:: SET EXERCISE ::
Search the listing for the string "schema" and copy every line that contains it.
******
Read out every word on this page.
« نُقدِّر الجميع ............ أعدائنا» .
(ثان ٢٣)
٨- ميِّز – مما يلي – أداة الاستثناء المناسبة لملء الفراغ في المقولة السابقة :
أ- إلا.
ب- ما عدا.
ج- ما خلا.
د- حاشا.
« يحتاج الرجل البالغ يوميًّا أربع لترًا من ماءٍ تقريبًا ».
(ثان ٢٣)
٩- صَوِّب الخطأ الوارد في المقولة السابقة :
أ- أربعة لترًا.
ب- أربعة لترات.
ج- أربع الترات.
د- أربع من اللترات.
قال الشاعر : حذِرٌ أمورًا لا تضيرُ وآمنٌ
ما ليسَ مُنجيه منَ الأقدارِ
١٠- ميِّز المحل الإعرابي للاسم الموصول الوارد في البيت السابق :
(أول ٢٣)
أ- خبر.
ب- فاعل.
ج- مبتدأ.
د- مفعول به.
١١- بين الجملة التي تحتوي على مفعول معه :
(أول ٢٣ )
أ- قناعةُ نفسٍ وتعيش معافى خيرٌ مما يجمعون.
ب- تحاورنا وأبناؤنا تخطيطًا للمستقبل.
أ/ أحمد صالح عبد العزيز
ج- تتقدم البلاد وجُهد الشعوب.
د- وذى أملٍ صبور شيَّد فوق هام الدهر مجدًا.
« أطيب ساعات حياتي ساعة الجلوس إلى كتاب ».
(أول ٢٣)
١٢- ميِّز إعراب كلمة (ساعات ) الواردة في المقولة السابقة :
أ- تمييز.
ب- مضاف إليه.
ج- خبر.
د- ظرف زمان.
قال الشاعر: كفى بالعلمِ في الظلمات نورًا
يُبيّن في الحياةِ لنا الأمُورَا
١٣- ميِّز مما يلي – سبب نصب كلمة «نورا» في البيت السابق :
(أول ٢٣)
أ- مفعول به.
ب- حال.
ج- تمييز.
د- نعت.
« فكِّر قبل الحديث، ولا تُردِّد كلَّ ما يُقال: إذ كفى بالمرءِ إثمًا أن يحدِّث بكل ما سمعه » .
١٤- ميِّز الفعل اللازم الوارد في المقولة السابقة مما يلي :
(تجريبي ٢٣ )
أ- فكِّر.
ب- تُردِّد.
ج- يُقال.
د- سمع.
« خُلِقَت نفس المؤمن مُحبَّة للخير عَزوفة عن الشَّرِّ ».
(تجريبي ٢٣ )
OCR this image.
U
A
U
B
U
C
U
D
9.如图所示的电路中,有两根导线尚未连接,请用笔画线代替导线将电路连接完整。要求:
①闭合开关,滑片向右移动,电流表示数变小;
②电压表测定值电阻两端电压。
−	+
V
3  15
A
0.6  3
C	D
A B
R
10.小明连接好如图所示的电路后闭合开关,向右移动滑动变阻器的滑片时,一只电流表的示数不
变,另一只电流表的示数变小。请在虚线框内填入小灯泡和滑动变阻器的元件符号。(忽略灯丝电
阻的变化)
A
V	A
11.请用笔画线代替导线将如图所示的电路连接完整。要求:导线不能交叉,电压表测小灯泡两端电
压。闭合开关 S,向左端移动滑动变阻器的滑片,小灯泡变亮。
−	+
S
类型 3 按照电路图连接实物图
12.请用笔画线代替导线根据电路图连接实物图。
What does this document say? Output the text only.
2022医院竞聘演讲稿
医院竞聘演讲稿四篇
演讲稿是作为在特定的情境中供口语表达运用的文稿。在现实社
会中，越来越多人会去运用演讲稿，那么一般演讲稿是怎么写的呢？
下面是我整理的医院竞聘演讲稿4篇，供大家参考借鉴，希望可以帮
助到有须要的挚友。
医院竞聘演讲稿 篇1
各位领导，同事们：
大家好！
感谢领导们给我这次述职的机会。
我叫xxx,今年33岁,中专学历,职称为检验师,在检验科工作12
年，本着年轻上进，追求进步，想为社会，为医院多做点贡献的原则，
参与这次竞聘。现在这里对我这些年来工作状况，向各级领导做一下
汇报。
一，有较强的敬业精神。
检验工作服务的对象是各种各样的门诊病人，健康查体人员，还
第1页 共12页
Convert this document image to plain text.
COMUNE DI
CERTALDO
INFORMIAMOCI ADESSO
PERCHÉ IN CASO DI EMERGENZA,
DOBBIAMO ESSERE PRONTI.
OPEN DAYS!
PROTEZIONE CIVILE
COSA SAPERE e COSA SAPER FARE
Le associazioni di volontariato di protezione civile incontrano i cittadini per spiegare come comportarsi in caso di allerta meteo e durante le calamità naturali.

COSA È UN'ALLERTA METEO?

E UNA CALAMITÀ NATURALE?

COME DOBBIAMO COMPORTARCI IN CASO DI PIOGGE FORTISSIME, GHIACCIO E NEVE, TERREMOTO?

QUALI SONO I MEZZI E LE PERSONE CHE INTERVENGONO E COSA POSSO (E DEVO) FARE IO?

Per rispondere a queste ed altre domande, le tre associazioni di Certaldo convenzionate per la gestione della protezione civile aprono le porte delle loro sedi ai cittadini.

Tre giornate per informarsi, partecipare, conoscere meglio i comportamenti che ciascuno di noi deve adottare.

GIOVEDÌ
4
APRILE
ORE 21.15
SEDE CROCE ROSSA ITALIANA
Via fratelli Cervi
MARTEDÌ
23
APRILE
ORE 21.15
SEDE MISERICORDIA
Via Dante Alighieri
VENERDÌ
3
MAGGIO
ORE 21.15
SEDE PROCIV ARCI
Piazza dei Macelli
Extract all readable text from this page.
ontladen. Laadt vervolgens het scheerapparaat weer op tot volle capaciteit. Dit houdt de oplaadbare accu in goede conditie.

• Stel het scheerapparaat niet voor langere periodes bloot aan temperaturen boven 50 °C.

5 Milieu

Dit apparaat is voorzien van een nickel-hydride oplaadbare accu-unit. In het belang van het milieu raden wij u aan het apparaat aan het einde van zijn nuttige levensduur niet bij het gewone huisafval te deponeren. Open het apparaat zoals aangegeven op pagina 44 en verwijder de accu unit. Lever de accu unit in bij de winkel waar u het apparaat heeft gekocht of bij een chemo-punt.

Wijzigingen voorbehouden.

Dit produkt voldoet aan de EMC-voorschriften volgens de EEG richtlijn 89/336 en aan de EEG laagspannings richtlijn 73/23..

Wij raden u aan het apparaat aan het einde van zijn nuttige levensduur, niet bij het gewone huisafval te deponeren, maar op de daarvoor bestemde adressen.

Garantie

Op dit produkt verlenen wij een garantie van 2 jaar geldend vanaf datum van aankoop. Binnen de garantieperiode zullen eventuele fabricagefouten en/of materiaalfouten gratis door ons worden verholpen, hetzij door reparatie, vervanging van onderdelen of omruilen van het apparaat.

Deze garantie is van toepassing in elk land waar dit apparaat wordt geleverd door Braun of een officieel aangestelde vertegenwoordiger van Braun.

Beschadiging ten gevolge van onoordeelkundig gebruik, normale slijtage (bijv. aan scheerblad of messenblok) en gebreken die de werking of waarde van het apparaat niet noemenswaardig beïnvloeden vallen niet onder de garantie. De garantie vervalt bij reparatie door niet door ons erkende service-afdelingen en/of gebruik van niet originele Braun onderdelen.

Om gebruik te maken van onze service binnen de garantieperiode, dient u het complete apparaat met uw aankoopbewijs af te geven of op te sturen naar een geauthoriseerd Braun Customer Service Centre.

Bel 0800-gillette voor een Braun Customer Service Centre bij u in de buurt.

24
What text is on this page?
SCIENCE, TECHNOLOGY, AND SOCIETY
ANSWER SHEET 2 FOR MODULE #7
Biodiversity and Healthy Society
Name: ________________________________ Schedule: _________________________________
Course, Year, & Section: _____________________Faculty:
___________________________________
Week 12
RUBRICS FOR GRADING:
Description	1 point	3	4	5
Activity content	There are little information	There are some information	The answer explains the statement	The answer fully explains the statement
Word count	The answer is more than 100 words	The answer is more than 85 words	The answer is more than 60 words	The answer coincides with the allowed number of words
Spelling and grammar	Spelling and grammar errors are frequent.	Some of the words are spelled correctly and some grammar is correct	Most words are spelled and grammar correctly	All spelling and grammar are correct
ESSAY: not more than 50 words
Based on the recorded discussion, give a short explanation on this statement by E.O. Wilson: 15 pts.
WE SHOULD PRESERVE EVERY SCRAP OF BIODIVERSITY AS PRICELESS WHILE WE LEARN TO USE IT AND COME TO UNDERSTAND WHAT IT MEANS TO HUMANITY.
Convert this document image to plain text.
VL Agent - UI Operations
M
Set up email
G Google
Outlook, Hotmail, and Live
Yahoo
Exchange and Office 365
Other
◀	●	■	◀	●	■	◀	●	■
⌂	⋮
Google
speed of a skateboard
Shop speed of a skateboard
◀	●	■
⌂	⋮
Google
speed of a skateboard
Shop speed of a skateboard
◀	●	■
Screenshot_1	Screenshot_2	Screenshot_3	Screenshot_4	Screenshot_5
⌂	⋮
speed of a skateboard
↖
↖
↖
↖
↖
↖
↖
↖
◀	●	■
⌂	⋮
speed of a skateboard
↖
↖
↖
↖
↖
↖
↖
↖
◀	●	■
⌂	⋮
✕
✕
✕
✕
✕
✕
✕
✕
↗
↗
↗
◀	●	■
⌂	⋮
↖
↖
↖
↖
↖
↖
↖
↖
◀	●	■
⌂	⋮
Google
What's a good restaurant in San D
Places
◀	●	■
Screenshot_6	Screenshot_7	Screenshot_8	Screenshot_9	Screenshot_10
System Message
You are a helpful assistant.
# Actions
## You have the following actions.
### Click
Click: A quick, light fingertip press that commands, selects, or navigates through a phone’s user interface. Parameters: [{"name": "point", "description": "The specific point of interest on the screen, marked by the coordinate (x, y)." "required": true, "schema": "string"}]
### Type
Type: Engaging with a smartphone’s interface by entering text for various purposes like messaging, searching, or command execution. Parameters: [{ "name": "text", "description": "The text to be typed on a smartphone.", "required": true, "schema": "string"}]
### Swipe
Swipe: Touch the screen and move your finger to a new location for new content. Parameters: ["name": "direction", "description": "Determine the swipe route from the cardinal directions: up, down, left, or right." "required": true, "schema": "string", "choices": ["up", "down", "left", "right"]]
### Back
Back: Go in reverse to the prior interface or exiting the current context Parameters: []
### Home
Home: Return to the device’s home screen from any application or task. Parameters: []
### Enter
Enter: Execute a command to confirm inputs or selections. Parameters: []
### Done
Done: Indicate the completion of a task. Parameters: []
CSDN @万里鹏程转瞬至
******
:: EXPECTED ANSWER ::
Click: A quick, light fingertip press that commands, selects, or navigates through a phone’s user interface. Parameters: [{"name": "point", "description": "The specific point of interest on the screen, marked by the coordinate (x, y)." "required": true, "schema": "string"}]
Type: Engaging with a smartphone’s interface by entering text for various purposes like messaging, searching, or command execution. Parameters: [{ "name": "text", "description": "The text to be typed on a smartphone.", "required": true, "schema": "string"}]
Swipe: Touch the screen and move your finger to a new location for new content. Parameters: ["name": "direction", "description": "Determine the swipe route from the cardinal directions: up, down, left, or right." "required": true, "schema": "string", "choices": ["up", "down", "left", "right"]]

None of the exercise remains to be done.